* [Aim of the task]:
The records below are to be copied word for word, with every picture left out.

* [Rows]:
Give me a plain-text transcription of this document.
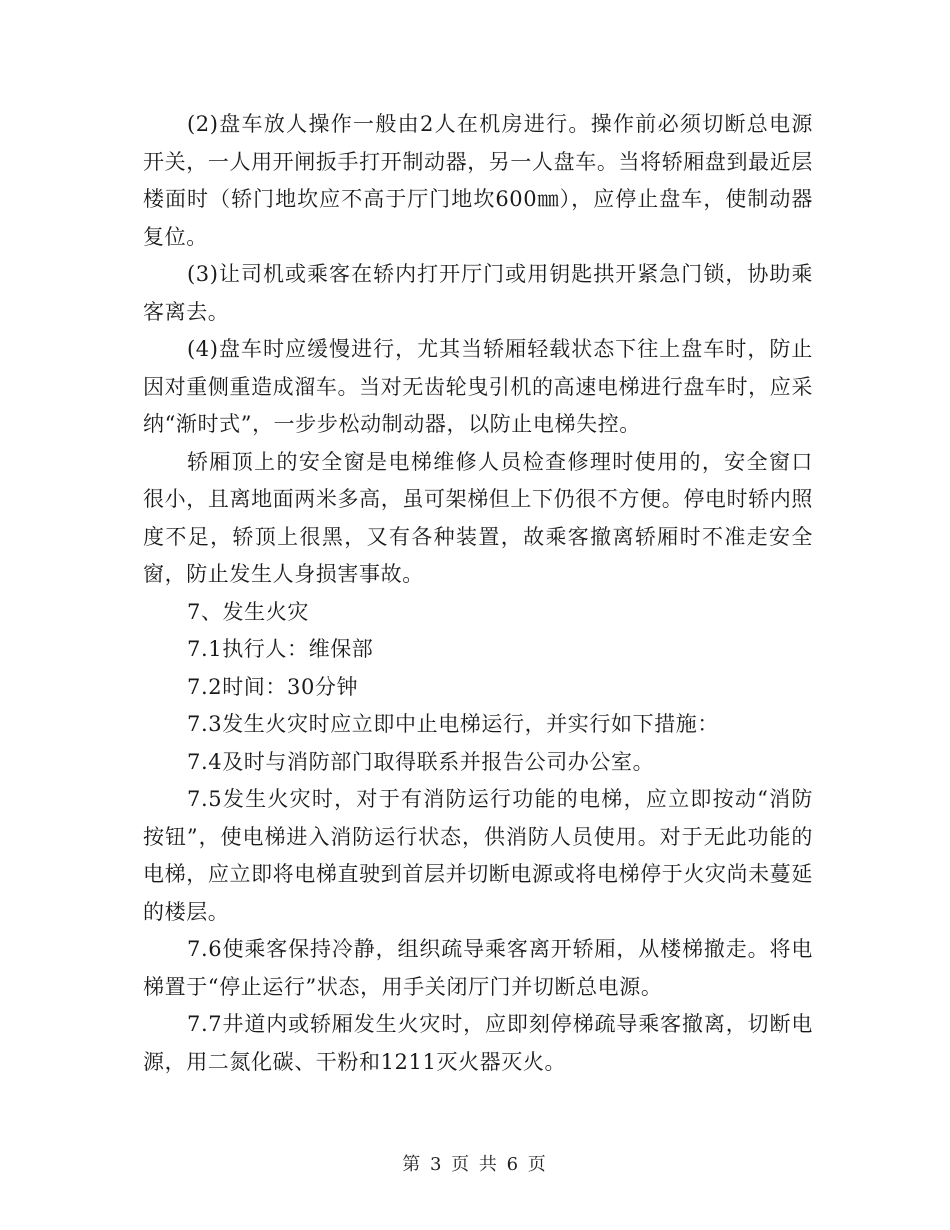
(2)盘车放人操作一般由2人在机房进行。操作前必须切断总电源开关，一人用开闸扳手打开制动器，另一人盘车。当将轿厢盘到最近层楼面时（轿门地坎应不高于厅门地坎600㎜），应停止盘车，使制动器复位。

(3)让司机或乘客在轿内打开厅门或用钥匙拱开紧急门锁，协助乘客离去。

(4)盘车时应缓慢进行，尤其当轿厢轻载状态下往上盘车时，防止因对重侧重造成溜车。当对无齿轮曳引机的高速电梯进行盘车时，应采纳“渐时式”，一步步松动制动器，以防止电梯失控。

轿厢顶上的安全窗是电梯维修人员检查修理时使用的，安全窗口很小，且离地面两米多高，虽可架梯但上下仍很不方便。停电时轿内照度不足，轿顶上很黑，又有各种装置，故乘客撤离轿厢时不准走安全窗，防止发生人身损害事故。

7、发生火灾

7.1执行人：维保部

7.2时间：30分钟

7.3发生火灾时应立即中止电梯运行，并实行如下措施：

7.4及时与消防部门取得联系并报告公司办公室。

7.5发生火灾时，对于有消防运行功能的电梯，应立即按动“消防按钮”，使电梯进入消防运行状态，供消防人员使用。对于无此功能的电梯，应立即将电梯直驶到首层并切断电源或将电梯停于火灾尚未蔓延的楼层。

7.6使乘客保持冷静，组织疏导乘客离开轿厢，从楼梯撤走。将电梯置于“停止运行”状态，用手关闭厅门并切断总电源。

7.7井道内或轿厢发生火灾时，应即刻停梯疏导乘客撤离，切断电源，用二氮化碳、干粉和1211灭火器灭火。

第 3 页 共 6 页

* [Finished task]:
Give me a plain-text transcription of this document.
(2)盘车放人操作一般由2人在机房进行。操作前必须切断总电源开关，一人用开闸扳手打开制动器，另一人盘车。当将轿厢盘到最近层楼面时（轿门地坎应不高于厅门地坎600㎜），应停止盘车，使制动器复位。

(3)让司机或乘客在轿内打开厅门或用钥匙拱开紧急门锁，协助乘客离去。

(4)盘车时应缓慢进行，尤其当轿厢轻载状态下往上盘车时，防止因对重侧重造成溜车。当对无齿轮曳引机的高速电梯进行盘车时，应采纳“渐时式”，一步步松动制动器，以防止电梯失控。

轿厢顶上的安全窗是电梯维修人员检查修理时使用的，安全窗口很小，且离地面两米多高，虽可架梯但上下仍很不方便。停电时轿内照度不足，轿顶上很黑，又有各种装置，故乘客撤离轿厢时不准走安全窗，防止发生人身损害事故。

7、发生火灾

7.1执行人：维保部

7.2时间：30分钟

7.3发生火灾时应立即中止电梯运行，并实行如下措施：

7.4及时与消防部门取得联系并报告公司办公室。

7.5发生火灾时，对于有消防运行功能的电梯，应立即按动“消防按钮”，使电梯进入消防运行状态，供消防人员使用。对于无此功能的电梯，应立即将电梯直驶到首层并切断电源或将电梯停于火灾尚未蔓延的楼层。

7.6使乘客保持冷静，组织疏导乘客离开轿厢，从楼梯撤走。将电梯置于“停止运行”状态，用手关闭厅门并切断总电源。

7.7井道内或轿厢发生火灾时，应即刻停梯疏导乘客撤离，切断电源，用二氮化碳、干粉和1211灭火器灭火。

第 3 页 共 6 页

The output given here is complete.